[start Supplied material]
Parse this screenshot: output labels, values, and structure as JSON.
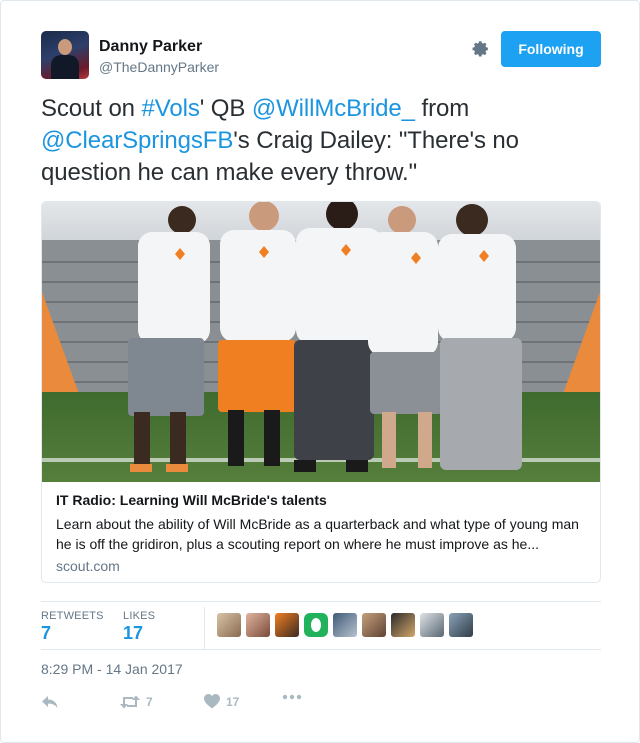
{
  "author": {
    "name": "Danny Parker",
    "handle": "@TheDannyParker"
  },
  "follow_button": {
    "label": "Following"
  },
  "tweet": {
    "segments": [
      {
        "text": "Scout on ",
        "link": false
      },
      {
        "text": "#Vols",
        "link": true
      },
      {
        "text": "' QB ",
        "link": false
      },
      {
        "text": "@WillMcBride_",
        "link": true
      },
      {
        "text": " from ",
        "link": false
      },
      {
        "text": "@ClearSpringsFB",
        "link": true
      },
      {
        "text": "'s Craig Dailey: \"There's no question he can make every throw.\"",
        "link": false
      }
    ]
  },
  "link_card": {
    "title": "IT Radio: Learning Will McBride's talents",
    "description": "Learn about the ability of Will McBride as a quarterback and what type of young man he is off the gridiron, plus a scouting report on where he must improve as he...",
    "domain": "scout.com"
  },
  "stats": {
    "retweets_label": "RETWEETS",
    "retweets_value": "7",
    "likes_label": "LIKES",
    "likes_value": "17"
  },
  "timestamp": "8:29 PM - 14 Jan 2017",
  "actions": {
    "reply_icon": "reply-icon",
    "retweet_icon": "retweet-icon",
    "retweet_count": "7",
    "like_icon": "heart-icon",
    "like_count": "17",
    "more_icon": "more-icon"
  },
  "colors": {
    "accent": "#1da1f2",
    "link": "#1b95e0",
    "muted": "#657786",
    "action_gray": "#aab8c2"
  }
}
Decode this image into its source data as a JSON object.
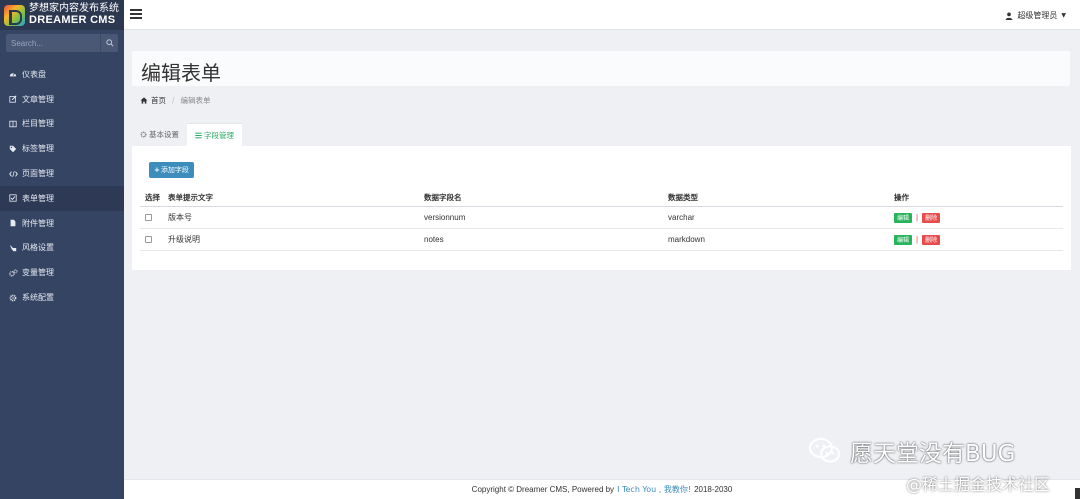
{
  "brand": {
    "name_cn": "梦想家内容发布系统",
    "name_en": "DREAMER CMS"
  },
  "search": {
    "placeholder": "Search..."
  },
  "sidebar": {
    "items": [
      {
        "label": "仪表盘",
        "icon": "dashboard-icon"
      },
      {
        "label": "文章管理",
        "icon": "edit-icon"
      },
      {
        "label": "栏目管理",
        "icon": "columns-icon"
      },
      {
        "label": "标签管理",
        "icon": "tags-icon"
      },
      {
        "label": "页面管理",
        "icon": "code-icon"
      },
      {
        "label": "表单管理",
        "icon": "check-square-icon"
      },
      {
        "label": "附件管理",
        "icon": "attachment-icon"
      },
      {
        "label": "风格设置",
        "icon": "palette-icon"
      },
      {
        "label": "变量管理",
        "icon": "cogs-icon"
      },
      {
        "label": "系统配置",
        "icon": "gear-icon"
      }
    ]
  },
  "header": {
    "user_name": "超级管理员"
  },
  "page": {
    "title": "编辑表单"
  },
  "breadcrumb": {
    "home": "首页",
    "current": "编辑表单"
  },
  "tabs": [
    {
      "label": "基本设置"
    },
    {
      "label": "字段管理"
    }
  ],
  "main": {
    "add_button": "添加字段",
    "columns": [
      "选择",
      "表单提示文字",
      "数据字段名",
      "数据类型",
      "操作"
    ],
    "rows": [
      {
        "label": "版本号",
        "field": "versionnum",
        "type": "varchar"
      },
      {
        "label": "升级说明",
        "field": "notes",
        "type": "markdown"
      }
    ],
    "edit_label": "编辑",
    "delete_label": "删除",
    "pipe": "|"
  },
  "footer": {
    "prefix": "Copyright © Dreamer CMS, Powered by",
    "link_text": "I Tech You , 我教你!",
    "suffix": "2018-2030"
  },
  "watermark": {
    "line1": "愿天堂没有BUG",
    "line2": "@稀土掘金技术社区"
  },
  "colors": {
    "sidebar_bg": "#364463",
    "primary": "#3c8dbc",
    "success": "#27b45a",
    "danger": "#e74c4c",
    "active_tab": "#27ae60"
  }
}
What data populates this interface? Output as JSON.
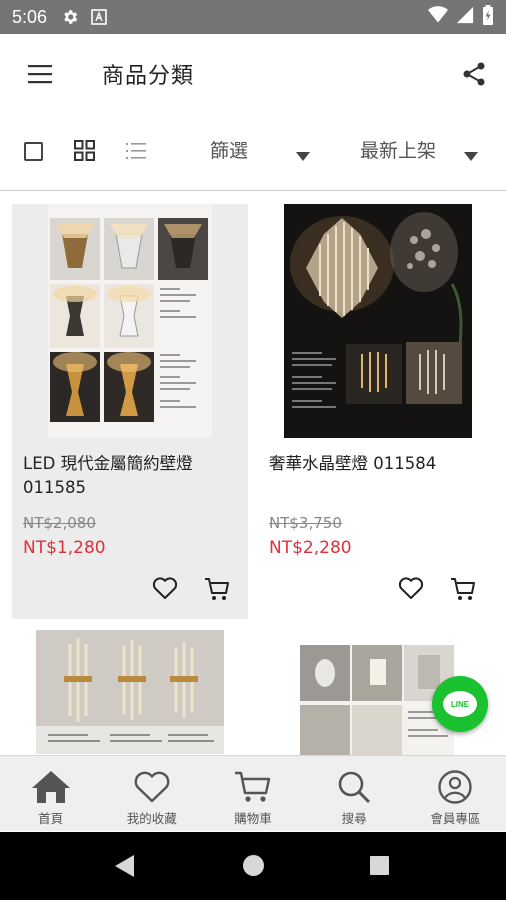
{
  "status": {
    "time": "5:06"
  },
  "header": {
    "title": "商品分類"
  },
  "toolbar": {
    "filter_label": "篩選",
    "sort_label": "最新上架"
  },
  "products": [
    {
      "name": "LED 現代金屬簡約壁燈 011585",
      "old_price": "NT$2,080",
      "price": "NT$1,280"
    },
    {
      "name": "奢華水晶壁燈 011584",
      "old_price": "NT$3,750",
      "price": "NT$2,280"
    }
  ],
  "nav": {
    "items": [
      {
        "label": "首頁",
        "icon": "home-icon"
      },
      {
        "label": "我的收藏",
        "icon": "heart-icon"
      },
      {
        "label": "購物車",
        "icon": "cart-icon"
      },
      {
        "label": "搜尋",
        "icon": "search-icon"
      },
      {
        "label": "會員專區",
        "icon": "user-icon"
      }
    ]
  },
  "line_button": {
    "label": "LINE"
  },
  "colors": {
    "sale_price": "#e0303b",
    "line_green": "#19c22e",
    "status_bar": "#757575"
  }
}
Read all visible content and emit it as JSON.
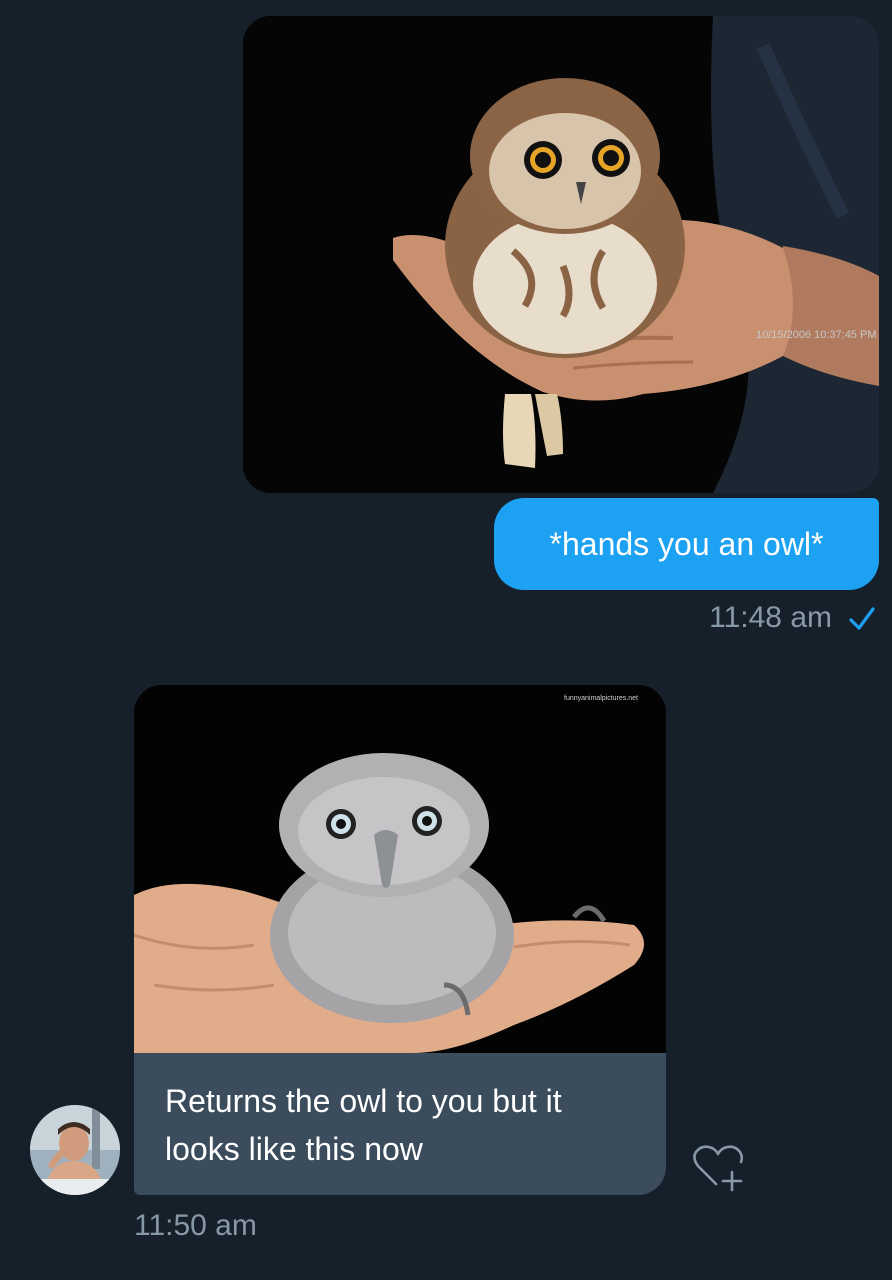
{
  "conversation": {
    "outgoing": {
      "image": {
        "alt": "owl-in-hand-photo",
        "timestamp_overlay": "10/15/2006 10:37:45 PM"
      },
      "text": "*hands you an owl*",
      "time": "11:48 am",
      "status_icon": "read-check-icon"
    },
    "incoming": {
      "image": {
        "alt": "fluffy-baby-owl-photo",
        "watermark": "funnyanimalpictures.net"
      },
      "text": "Returns the owl to you but it looks like this now",
      "time": "11:50 am",
      "avatar_icon": "user-avatar",
      "reaction_icon": "heart-plus-icon"
    }
  },
  "colors": {
    "background": "#15202b",
    "outgoing_bubble": "#1da1f2",
    "incoming_bubble": "#3b4c5d",
    "timestamp": "#8899a6"
  }
}
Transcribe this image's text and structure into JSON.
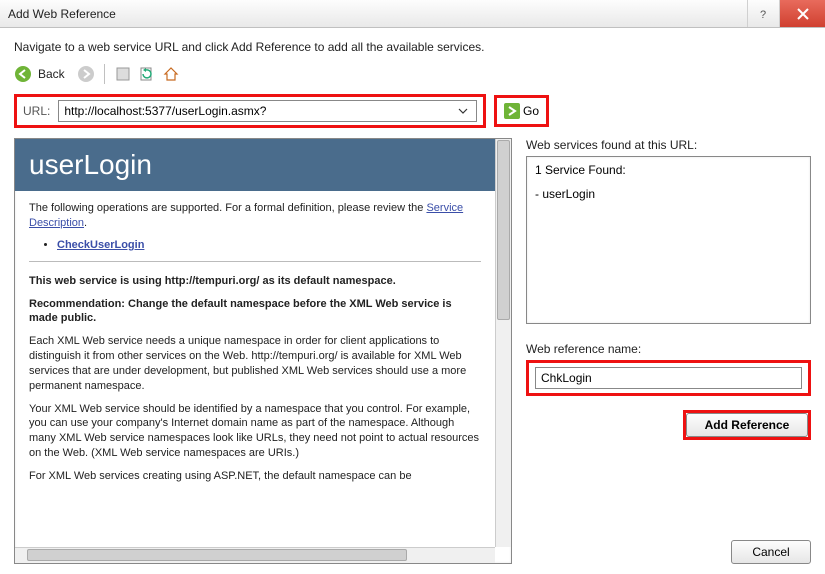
[end Supplied material]
* Work required:
Repeat each entry exactly as given; no pictures belong in the copy.

* Written answer:
Parse this screenshot: output labels, values, and structure as JSON.
{
  "author": {
    "name": "Danny Parker",
    "handle": "@TheDannyParker"
  },
  "follow_button": {
    "label": "Following"
  },
  "tweet": {
    "segments": [
      {
        "text": "Scout on ",
        "link": false
      },
      {
        "text": "#Vols",
        "link": true
      },
      {
        "text": "' QB ",
        "link": false
      },
      {
        "text": "@WillMcBride_",
        "link": true
      },
      {
        "text": " from ",
        "link": false
      },
      {
        "text": "@ClearSpringsFB",
        "link": true
      },
      {
        "text": "'s Craig Dailey: \"There's no question he can make every throw.\"",
        "link": false
      }
    ]
  },
  "link_card": {
    "title": "IT Radio: Learning Will McBride's talents",
    "description": "Learn about the ability of Will McBride as a quarterback and what type of young man he is off the gridiron, plus a scouting report on where he must improve as he...",
    "domain": "scout.com"
  },
  "stats": {
    "retweets_label": "RETWEETS",
    "retweets_value": "7",
    "likes_label": "LIKES",
    "likes_value": "17"
  },
  "timestamp": "8:29 PM - 14 Jan 2017",
  "actions": {
    "reply_icon": "reply-icon",
    "retweet_icon": "retweet-icon",
    "retweet_count": "7",
    "like_icon": "heart-icon",
    "like_count": "17",
    "more_icon": "more-icon"
  },
  "colors": {
    "accent": "#1da1f2",
    "link": "#1b95e0",
    "muted": "#657786",
    "action_gray": "#aab8c2"
  }
}
Decode this image into its source data as a JSON object.
{
  "brand": {
    "name_cn": "梦想家内容发布系统",
    "name_en": "DREAMER CMS"
  },
  "search": {
    "placeholder": "Search..."
  },
  "sidebar": {
    "items": [
      {
        "label": "仪表盘",
        "icon": "dashboard-icon"
      },
      {
        "label": "文章管理",
        "icon": "edit-icon"
      },
      {
        "label": "栏目管理",
        "icon": "columns-icon"
      },
      {
        "label": "标签管理",
        "icon": "tags-icon"
      },
      {
        "label": "页面管理",
        "icon": "code-icon"
      },
      {
        "label": "表单管理",
        "icon": "check-square-icon"
      },
      {
        "label": "附件管理",
        "icon": "attachment-icon"
      },
      {
        "label": "风格设置",
        "icon": "palette-icon"
      },
      {
        "label": "变量管理",
        "icon": "cogs-icon"
      },
      {
        "label": "系统配置",
        "icon": "gear-icon"
      }
    ]
  },
  "header": {
    "user_name": "超级管理员"
  },
  "page": {
    "title": "编辑表单"
  },
  "breadcrumb": {
    "home": "首页",
    "current": "编辑表单"
  },
  "tabs": [
    {
      "label": "基本设置"
    },
    {
      "label": "字段管理"
    }
  ],
  "main": {
    "add_button": "添加字段",
    "columns": [
      "选择",
      "表单提示文字",
      "数据字段名",
      "数据类型",
      "操作"
    ],
    "rows": [
      {
        "label": "版本号",
        "field": "versionnum",
        "type": "varchar"
      },
      {
        "label": "升级说明",
        "field": "notes",
        "type": "markdown"
      }
    ],
    "edit_label": "编辑",
    "delete_label": "删除",
    "pipe": "|"
  },
  "footer": {
    "prefix": "Copyright © Dreamer CMS, Powered by",
    "link_text": "I Tech You , 我教你!",
    "suffix": "2018-2030"
  },
  "watermark": {
    "line1": "愿天堂没有BUG",
    "line2": "@稀土掘金技术社区"
  },
  "colors": {
    "sidebar_bg": "#364463",
    "primary": "#3c8dbc",
    "success": "#27b45a",
    "danger": "#e74c4c",
    "active_tab": "#27ae60"
  }
}
What data populates this interface? Output as JSON.
{
  "status": {
    "time": "5:06"
  },
  "header": {
    "title": "商品分類"
  },
  "toolbar": {
    "filter_label": "篩選",
    "sort_label": "最新上架"
  },
  "products": [
    {
      "name": "LED 現代金屬簡約壁燈 011585",
      "old_price": "NT$2,080",
      "price": "NT$1,280"
    },
    {
      "name": "奢華水晶壁燈 011584",
      "old_price": "NT$3,750",
      "price": "NT$2,280"
    }
  ],
  "nav": {
    "items": [
      {
        "label": "首頁",
        "icon": "home-icon"
      },
      {
        "label": "我的收藏",
        "icon": "heart-icon"
      },
      {
        "label": "購物車",
        "icon": "cart-icon"
      },
      {
        "label": "搜尋",
        "icon": "search-icon"
      },
      {
        "label": "會員專區",
        "icon": "user-icon"
      }
    ]
  },
  "line_button": {
    "label": "LINE"
  },
  "colors": {
    "sale_price": "#e0303b",
    "line_green": "#19c22e",
    "status_bar": "#757575"
  }
}
Read all visible content and emit it as JSON.
{
  "conversation": {
    "outgoing": {
      "image": {
        "alt": "owl-in-hand-photo",
        "timestamp_overlay": "10/15/2006 10:37:45 PM"
      },
      "text": "*hands you an owl*",
      "time": "11:48 am",
      "status_icon": "read-check-icon"
    },
    "incoming": {
      "image": {
        "alt": "fluffy-baby-owl-photo",
        "watermark": "funnyanimalpictures.net"
      },
      "text": "Returns the owl to you but it looks like this now",
      "time": "11:50 am",
      "avatar_icon": "user-avatar",
      "reaction_icon": "heart-plus-icon"
    }
  },
  "colors": {
    "background": "#15202b",
    "outgoing_bubble": "#1da1f2",
    "incoming_bubble": "#3b4c5d",
    "timestamp": "#8899a6"
  }
}
Transcribe this image's text and structure into JSON.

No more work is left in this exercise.